Studio album by Cut Worms
- Released: July 21, 2023
- Recorded: Brooklyn, NY; Catskill, NY;
- Length: 34:52
- Label: Jagjaguwar
- Producer: Max Clarke

Cut Worms chronology
| Nobody Lives Here Anymore (2020) | Cut Worms (2023) |  |

Singles from Cut Worms
- "Ballad of the Texas King" Released: 31 May 2023;

= Cut Worms (album) =

Cut Worms is the third studio album by American indie rock musician Cut Worms (the music project of singer-songwriter Max Clarke). It was released on Jagjaguwar on July 21, 2023. The album debuted at number 69 on the Billboard Top Current Album Sales chart.

==Background==
Clarke was influenced by the songwriting of Brian Wilson, emphasizing and four-and five-part harmonies. The album features Brian D'Addario and Michael D'Addario of The Lemon Twigs and Rick Spataro of Florist, as well as bandmates John Andrews on keyboards, Keven Louis Lareau on bass, and Noah Bond on drums. The lead single, "Ballad of the Texas King," was released on May 31, 2023.

Tasks and exercises –
(A) In the album description, update the passage that begins at the words "Cut Worms is" and stops after "Album Sales chart.", changing "indie rock" to "folk rock".
(B) Decide whether each statement agrees with the album description, answering yes or no and quoting the words that settle it: (i) Max Clarke produced the album. (ii) Noah Bond plays bass on the album. (iii) Cut Worms is the second studio album by Cut Worms.

Rows from a layout dataset:
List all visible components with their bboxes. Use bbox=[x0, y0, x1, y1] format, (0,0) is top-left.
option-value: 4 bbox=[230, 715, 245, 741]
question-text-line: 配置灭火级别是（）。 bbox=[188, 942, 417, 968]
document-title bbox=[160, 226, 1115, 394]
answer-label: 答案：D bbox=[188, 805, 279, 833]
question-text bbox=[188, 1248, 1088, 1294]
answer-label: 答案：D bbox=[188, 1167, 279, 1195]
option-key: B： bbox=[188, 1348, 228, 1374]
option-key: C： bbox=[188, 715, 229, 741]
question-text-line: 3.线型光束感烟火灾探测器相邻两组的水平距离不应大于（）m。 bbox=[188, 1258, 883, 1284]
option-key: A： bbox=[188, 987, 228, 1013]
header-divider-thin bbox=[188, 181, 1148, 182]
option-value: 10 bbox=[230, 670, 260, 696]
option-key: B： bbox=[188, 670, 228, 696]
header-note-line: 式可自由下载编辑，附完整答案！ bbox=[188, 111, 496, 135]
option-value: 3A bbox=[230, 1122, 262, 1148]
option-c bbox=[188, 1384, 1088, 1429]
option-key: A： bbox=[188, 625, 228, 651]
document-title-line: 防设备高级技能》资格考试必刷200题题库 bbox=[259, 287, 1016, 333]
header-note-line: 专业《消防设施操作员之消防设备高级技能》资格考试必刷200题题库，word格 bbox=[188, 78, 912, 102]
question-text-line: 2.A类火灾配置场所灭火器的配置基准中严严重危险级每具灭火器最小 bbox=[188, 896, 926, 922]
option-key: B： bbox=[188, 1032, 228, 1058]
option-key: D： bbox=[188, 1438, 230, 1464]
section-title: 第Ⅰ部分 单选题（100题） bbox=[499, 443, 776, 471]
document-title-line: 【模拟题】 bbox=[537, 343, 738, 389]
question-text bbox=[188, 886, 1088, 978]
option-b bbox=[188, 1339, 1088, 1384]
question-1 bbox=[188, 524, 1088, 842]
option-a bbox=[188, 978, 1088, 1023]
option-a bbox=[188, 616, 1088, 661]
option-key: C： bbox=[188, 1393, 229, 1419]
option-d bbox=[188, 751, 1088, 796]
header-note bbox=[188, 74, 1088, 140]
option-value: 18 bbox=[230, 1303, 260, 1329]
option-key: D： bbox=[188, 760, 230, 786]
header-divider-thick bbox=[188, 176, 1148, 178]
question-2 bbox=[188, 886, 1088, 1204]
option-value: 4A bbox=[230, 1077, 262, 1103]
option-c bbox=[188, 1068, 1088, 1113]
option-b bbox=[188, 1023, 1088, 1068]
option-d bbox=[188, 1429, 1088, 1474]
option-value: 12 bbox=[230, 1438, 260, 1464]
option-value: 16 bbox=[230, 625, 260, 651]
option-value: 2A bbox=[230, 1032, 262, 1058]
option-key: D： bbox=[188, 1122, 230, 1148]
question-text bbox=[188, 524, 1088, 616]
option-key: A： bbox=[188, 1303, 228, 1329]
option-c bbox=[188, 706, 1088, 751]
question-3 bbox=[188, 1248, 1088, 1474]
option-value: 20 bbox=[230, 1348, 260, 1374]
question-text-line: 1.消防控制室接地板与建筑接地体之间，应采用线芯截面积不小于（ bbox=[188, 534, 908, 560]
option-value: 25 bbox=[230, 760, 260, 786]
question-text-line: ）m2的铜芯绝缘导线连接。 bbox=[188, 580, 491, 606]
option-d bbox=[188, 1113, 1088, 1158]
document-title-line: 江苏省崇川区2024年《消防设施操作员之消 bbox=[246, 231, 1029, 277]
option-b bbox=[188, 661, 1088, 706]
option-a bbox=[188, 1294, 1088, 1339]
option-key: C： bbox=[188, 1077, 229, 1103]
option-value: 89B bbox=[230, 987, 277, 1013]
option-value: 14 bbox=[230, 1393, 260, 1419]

Solution list –
(A)
Cut Worms is the third studio album by American folk rock musician Cut Worms (the music project of singer-songwriter Max Clarke). It was released on Jagjaguwar on July 21, 2023. The album debuted at number 69 on the Billboard Top Current Album Sales chart.

(B)
(i) Yes: "Producer: Max Clarke"
(ii) No: "Keven Louis Lareau on bass, and Noah Bond on drums"
(iii) No: "Cut Worms is the third studio album by American indie rock musician Cut Worms"